**Task prompt**. From the listing that follows, extract every line and set it down unaltered.

───── Available data

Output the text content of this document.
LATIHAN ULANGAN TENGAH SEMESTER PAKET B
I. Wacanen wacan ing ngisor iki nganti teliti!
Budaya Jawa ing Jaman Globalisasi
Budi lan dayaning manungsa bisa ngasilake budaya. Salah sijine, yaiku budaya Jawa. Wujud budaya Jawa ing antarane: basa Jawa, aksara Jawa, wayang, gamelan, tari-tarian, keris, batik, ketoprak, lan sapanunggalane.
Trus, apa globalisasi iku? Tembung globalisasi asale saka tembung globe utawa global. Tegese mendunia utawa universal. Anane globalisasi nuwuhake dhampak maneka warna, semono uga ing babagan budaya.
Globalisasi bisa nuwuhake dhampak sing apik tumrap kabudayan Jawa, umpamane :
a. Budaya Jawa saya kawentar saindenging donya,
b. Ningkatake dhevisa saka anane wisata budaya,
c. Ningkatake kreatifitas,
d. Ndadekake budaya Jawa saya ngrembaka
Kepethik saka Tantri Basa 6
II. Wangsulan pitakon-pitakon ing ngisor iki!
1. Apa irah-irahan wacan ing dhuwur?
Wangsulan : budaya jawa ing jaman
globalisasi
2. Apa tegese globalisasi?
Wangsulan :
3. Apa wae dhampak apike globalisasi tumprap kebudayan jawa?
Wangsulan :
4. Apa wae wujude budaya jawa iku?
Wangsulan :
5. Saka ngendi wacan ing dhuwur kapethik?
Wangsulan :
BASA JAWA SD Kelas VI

──────────

**Full output**.
Output the text content of this document.
LATIHAN ULANGAN TENGAH SEMESTER PAKET B
I. Wacanen wacan ing ngisor iki nganti teliti!
Budaya Jawa ing Jaman Globalisasi
Budi lan dayaning manungsa bisa ngasilake budaya. Salah sijine, yaiku budaya Jawa. Wujud budaya Jawa ing antarane: basa Jawa, aksara Jawa, wayang, gamelan, tari-tarian, keris, batik, ketoprak, lan sapanunggalane.
Trus, apa globalisasi iku? Tembung globalisasi asale saka tembung globe utawa global. Tegese mendunia utawa universal. Anane globalisasi nuwuhake dhampak maneka warna, semono uga ing babagan budaya.
Globalisasi bisa nuwuhake dhampak sing apik tumrap kabudayan Jawa, umpamane :
a. Budaya Jawa saya kawentar saindenging donya,
b. Ningkatake dhevisa saka anane wisata budaya,
c. Ningkatake kreatifitas,
d. Ndadekake budaya Jawa saya ngrembaka
Kepethik saka Tantri Basa 6
II. Wangsulan pitakon-pitakon ing ngisor iki!
1. Apa irah-irahan wacan ing dhuwur?
Wangsulan : budaya jawa ing jaman
globalisasi
2. Apa tegese globalisasi?
Wangsulan :
3. Apa wae dhampak apike globalisasi tumprap kebudayan jawa?
Wangsulan :
4. Apa wae wujude budaya jawa iku?
Wangsulan :
5. Saka ngendi wacan ing dhuwur kapethik?
Wangsulan :
BASA JAWA SD Kelas VI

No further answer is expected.